> **PROBLEM REQUIREMENTS**:
Copy the lines of the data below word for word, beginning at the start of the data and ending at the line that contains "colorbar-tick-label: 45 [1170, 356, 1192, 377]", with both of those lines included.

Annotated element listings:
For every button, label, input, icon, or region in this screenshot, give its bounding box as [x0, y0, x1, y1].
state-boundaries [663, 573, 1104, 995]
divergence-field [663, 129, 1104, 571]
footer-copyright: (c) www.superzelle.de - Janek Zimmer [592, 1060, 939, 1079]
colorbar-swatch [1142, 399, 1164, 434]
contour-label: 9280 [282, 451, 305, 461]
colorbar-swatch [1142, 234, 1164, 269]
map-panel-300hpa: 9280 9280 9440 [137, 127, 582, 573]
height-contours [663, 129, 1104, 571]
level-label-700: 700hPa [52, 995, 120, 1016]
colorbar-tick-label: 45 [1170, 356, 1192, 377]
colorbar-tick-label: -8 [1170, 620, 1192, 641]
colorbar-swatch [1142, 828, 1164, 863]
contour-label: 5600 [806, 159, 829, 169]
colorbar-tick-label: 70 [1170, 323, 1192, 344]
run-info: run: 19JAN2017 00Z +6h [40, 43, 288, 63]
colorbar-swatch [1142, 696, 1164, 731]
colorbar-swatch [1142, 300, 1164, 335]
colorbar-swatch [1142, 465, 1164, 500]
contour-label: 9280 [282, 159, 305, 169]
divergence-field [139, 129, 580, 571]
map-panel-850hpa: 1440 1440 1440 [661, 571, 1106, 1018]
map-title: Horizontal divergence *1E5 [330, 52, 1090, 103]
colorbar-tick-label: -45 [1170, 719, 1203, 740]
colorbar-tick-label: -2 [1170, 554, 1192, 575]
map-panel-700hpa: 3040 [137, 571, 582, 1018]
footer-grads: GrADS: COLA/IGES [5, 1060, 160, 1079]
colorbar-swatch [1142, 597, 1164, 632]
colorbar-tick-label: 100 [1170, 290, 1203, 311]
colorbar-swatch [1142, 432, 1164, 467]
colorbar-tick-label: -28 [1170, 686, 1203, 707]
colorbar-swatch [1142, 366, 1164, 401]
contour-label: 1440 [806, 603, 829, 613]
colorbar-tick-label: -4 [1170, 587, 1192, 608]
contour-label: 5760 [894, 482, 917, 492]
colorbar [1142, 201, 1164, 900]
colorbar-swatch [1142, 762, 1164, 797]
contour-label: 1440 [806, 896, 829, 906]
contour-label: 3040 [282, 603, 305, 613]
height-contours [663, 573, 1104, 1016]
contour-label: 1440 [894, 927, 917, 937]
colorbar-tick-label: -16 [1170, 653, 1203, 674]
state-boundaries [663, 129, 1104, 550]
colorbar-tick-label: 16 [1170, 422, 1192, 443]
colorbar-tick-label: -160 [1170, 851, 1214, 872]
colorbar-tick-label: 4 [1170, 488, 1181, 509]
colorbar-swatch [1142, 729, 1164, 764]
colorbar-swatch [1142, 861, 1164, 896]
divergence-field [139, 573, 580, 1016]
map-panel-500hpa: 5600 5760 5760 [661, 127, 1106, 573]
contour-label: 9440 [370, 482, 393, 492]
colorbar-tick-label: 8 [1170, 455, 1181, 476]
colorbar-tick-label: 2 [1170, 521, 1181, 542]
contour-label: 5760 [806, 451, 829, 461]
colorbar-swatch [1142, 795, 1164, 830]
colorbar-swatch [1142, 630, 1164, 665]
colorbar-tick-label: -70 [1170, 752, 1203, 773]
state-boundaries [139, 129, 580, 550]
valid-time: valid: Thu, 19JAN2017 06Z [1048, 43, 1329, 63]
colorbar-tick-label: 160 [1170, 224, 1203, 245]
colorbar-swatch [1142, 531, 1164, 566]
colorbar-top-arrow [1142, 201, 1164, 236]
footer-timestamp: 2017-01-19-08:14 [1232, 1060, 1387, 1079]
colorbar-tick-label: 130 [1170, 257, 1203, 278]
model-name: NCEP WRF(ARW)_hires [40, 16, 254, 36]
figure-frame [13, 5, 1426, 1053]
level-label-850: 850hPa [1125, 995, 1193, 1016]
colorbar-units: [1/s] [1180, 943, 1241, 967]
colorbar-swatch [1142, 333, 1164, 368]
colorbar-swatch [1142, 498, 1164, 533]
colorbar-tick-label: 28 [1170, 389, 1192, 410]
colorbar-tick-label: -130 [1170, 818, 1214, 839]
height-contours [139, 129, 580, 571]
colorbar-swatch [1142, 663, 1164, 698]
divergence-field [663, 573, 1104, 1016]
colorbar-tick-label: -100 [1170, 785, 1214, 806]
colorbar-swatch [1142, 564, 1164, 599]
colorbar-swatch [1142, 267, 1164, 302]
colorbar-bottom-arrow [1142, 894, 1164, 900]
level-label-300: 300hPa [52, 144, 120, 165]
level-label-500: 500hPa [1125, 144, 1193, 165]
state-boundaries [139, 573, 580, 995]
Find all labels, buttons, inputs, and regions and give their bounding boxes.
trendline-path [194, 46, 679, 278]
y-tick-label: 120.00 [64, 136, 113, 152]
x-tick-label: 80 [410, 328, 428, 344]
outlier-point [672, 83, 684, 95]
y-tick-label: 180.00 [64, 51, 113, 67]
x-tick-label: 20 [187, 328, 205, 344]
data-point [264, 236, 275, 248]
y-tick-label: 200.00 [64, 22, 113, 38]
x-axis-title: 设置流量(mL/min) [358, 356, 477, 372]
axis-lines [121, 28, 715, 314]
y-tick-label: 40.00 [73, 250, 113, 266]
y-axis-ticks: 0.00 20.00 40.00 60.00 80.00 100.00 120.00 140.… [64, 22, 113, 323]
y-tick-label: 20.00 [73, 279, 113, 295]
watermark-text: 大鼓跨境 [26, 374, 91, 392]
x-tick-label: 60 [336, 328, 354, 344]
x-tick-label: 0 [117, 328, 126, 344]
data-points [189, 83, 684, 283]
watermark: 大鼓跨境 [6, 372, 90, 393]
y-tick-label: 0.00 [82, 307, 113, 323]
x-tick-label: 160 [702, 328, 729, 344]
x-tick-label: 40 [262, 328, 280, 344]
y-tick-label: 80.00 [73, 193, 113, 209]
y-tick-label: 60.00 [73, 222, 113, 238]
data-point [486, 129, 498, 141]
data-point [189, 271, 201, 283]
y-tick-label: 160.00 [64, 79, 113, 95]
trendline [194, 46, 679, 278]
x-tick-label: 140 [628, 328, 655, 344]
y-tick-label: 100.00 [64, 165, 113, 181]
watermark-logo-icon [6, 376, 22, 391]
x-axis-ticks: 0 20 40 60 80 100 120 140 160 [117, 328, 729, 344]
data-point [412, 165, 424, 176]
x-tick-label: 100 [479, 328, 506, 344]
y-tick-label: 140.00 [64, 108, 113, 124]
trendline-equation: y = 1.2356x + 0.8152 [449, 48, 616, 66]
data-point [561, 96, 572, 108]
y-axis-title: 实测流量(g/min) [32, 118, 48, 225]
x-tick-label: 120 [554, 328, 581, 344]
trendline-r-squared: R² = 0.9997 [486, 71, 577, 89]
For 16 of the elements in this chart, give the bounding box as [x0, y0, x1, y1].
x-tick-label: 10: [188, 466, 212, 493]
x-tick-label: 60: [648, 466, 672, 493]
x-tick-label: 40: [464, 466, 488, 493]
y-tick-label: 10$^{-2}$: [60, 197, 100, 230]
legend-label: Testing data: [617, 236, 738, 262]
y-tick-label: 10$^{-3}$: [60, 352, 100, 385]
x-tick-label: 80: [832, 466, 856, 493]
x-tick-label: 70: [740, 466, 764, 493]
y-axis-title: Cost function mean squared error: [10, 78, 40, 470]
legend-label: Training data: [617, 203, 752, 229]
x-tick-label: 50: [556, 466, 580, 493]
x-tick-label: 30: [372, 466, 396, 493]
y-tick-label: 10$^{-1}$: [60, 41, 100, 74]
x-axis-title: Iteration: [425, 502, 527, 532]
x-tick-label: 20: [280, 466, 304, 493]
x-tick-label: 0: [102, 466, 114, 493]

> **EXERCISE ANSWER**:
For every button, label, input, icon, or region in this screenshot, give its bounding box as [x0, y0, x1, y1].
state-boundaries [663, 573, 1104, 995]
divergence-field [663, 129, 1104, 571]
footer-copyright: (c) www.superzelle.de - Janek Zimmer [592, 1060, 939, 1079]
colorbar-swatch [1142, 399, 1164, 434]
contour-label: 9280 [282, 451, 305, 461]
colorbar-swatch [1142, 234, 1164, 269]
map-panel-300hpa: 9280 9280 9440 [137, 127, 582, 573]
height-contours [663, 129, 1104, 571]
level-label-700: 700hPa [52, 995, 120, 1016]
colorbar-tick-label: 45 [1170, 356, 1192, 377]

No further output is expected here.